## begin

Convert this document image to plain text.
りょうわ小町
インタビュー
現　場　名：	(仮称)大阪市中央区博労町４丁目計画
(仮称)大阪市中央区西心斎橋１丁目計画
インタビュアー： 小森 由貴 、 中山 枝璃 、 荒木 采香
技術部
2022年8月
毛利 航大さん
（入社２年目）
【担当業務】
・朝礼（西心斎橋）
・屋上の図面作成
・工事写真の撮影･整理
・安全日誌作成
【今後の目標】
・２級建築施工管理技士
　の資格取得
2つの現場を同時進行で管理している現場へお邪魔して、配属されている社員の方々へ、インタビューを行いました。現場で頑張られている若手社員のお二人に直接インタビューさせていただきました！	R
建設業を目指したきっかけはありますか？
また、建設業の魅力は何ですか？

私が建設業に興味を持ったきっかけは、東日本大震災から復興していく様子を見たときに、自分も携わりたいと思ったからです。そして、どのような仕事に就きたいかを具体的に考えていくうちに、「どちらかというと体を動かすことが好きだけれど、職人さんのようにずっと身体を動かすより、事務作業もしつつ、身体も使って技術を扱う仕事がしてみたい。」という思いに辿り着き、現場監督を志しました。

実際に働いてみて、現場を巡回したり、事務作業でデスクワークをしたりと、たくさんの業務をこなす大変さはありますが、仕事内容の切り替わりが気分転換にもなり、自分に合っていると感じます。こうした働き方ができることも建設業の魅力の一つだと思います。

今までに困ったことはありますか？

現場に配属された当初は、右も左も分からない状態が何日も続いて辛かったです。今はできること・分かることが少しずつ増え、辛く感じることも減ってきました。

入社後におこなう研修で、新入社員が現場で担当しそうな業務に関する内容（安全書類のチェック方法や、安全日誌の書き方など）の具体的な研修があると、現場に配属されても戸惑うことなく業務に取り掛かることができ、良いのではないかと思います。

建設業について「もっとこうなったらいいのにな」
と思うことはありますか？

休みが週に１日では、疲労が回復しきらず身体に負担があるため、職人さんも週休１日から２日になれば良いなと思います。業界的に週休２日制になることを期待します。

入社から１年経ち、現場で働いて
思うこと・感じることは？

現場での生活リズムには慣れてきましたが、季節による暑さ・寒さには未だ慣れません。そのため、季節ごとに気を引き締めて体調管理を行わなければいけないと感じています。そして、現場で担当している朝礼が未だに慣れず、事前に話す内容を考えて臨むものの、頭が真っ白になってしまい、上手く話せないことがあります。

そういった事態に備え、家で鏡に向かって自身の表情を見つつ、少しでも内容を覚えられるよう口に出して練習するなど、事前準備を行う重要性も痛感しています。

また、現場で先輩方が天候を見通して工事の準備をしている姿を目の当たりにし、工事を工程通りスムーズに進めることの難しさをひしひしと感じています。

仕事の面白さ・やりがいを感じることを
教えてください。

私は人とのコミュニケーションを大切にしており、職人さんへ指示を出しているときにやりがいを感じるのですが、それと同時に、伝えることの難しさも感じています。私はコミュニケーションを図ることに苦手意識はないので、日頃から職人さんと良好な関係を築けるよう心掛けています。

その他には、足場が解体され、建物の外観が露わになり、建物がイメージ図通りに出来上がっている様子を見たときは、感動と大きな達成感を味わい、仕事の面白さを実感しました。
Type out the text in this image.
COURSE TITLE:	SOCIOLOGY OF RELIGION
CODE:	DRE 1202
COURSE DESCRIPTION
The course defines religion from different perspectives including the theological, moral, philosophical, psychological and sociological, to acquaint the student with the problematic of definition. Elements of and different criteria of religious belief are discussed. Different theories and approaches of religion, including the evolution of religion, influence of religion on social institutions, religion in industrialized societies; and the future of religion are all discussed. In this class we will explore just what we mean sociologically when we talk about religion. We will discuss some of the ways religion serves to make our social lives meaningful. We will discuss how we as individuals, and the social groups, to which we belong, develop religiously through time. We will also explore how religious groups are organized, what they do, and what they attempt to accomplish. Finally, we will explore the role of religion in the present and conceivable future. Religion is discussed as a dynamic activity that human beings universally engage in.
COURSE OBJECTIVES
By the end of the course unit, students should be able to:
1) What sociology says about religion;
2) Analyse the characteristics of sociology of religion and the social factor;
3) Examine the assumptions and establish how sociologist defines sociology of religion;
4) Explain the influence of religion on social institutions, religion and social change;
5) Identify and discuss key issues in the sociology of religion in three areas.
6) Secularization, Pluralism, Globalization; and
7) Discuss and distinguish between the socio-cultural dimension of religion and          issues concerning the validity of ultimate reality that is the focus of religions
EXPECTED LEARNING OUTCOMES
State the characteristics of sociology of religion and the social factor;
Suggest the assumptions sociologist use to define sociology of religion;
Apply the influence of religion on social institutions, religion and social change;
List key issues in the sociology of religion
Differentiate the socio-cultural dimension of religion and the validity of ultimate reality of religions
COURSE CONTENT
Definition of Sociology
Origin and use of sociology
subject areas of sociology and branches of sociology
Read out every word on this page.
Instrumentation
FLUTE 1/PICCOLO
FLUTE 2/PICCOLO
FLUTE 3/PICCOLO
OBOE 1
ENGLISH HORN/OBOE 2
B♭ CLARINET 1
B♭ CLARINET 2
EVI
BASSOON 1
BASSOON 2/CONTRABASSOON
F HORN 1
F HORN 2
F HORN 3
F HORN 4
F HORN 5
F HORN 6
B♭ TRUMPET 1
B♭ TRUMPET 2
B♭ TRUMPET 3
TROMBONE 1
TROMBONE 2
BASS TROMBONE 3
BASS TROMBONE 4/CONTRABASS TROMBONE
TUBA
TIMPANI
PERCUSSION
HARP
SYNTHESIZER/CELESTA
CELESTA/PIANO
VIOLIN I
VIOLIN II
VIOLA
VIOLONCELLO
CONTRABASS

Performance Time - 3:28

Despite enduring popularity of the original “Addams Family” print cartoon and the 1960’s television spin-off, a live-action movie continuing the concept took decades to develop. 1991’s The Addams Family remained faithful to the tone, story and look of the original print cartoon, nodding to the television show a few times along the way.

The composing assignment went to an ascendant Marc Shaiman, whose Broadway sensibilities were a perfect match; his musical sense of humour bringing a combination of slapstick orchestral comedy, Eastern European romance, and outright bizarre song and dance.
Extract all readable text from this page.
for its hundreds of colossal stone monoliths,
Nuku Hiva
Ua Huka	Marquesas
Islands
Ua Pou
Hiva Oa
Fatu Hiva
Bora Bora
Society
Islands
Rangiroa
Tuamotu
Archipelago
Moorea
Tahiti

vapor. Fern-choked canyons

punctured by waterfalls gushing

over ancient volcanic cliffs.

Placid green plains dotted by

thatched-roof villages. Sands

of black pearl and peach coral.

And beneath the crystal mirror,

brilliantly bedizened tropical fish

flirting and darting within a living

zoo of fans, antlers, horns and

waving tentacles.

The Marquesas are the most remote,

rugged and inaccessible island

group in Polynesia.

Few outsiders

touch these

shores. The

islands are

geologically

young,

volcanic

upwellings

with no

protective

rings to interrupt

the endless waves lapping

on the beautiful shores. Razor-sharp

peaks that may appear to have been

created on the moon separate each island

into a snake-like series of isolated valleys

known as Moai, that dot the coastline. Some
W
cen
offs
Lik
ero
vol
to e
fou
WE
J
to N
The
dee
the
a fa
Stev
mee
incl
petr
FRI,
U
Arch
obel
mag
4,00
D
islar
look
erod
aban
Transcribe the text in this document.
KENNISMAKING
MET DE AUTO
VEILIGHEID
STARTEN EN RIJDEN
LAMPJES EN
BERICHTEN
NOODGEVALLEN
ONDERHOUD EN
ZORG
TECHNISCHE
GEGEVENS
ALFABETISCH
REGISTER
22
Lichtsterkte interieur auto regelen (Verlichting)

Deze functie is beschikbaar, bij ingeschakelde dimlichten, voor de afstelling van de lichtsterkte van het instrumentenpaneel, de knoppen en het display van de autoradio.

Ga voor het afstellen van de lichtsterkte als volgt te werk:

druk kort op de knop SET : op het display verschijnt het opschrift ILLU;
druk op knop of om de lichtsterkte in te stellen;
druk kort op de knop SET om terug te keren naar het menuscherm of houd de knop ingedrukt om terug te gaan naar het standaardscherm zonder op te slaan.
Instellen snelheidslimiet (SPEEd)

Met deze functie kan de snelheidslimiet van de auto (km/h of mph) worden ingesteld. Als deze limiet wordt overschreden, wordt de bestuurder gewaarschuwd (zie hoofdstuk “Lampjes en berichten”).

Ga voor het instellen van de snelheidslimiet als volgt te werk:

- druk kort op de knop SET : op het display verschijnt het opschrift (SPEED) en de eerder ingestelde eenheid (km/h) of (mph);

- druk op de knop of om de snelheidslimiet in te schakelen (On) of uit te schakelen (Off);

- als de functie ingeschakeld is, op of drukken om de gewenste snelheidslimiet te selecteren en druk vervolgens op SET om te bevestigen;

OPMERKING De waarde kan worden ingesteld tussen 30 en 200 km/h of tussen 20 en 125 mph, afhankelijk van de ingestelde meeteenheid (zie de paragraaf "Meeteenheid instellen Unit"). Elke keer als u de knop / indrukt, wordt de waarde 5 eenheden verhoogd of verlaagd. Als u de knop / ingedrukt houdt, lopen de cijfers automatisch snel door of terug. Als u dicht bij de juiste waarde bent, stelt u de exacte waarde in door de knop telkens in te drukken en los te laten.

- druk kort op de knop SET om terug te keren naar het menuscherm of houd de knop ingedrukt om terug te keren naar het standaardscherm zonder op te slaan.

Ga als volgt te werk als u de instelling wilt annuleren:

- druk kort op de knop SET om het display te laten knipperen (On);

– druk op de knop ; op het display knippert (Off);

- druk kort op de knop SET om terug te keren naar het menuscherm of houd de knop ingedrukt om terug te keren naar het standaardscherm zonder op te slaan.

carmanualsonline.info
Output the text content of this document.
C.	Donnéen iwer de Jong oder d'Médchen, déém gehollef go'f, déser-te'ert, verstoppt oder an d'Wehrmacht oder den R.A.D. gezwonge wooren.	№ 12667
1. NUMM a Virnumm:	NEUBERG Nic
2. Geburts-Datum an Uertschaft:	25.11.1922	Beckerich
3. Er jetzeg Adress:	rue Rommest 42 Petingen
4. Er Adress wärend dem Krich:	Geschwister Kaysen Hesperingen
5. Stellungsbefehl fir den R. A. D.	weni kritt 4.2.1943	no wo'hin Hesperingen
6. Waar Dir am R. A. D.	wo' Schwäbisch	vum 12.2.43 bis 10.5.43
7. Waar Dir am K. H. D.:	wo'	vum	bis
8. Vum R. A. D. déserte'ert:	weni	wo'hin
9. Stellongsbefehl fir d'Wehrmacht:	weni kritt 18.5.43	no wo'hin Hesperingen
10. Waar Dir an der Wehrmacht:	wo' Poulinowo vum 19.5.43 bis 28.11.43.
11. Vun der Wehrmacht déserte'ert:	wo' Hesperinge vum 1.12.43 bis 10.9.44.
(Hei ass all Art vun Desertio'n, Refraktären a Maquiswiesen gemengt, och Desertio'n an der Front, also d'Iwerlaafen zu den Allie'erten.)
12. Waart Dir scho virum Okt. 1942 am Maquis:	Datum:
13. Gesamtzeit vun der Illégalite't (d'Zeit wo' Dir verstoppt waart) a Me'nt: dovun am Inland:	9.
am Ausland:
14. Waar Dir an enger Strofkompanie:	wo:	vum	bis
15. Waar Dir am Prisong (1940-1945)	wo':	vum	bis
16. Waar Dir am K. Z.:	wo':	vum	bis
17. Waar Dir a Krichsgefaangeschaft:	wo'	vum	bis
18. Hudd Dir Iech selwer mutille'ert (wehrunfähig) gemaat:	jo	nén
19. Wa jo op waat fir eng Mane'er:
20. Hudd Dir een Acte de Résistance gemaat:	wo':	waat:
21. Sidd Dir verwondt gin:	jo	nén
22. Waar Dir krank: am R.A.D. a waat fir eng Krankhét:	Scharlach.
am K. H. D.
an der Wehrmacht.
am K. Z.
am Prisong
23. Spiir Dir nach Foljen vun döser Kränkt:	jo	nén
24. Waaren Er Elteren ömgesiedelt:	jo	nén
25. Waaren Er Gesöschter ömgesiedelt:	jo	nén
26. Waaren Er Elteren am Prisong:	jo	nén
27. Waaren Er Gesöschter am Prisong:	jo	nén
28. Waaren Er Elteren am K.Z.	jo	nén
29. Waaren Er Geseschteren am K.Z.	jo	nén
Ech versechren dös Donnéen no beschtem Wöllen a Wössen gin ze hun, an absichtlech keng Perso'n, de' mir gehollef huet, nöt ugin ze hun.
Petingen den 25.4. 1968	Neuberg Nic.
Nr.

## end

◆ **TASK OBJECTIVE**
Lines containing "dimension" are to be counted. State the total and add nothing.

◆ **COMPLETED EXERCISE**
2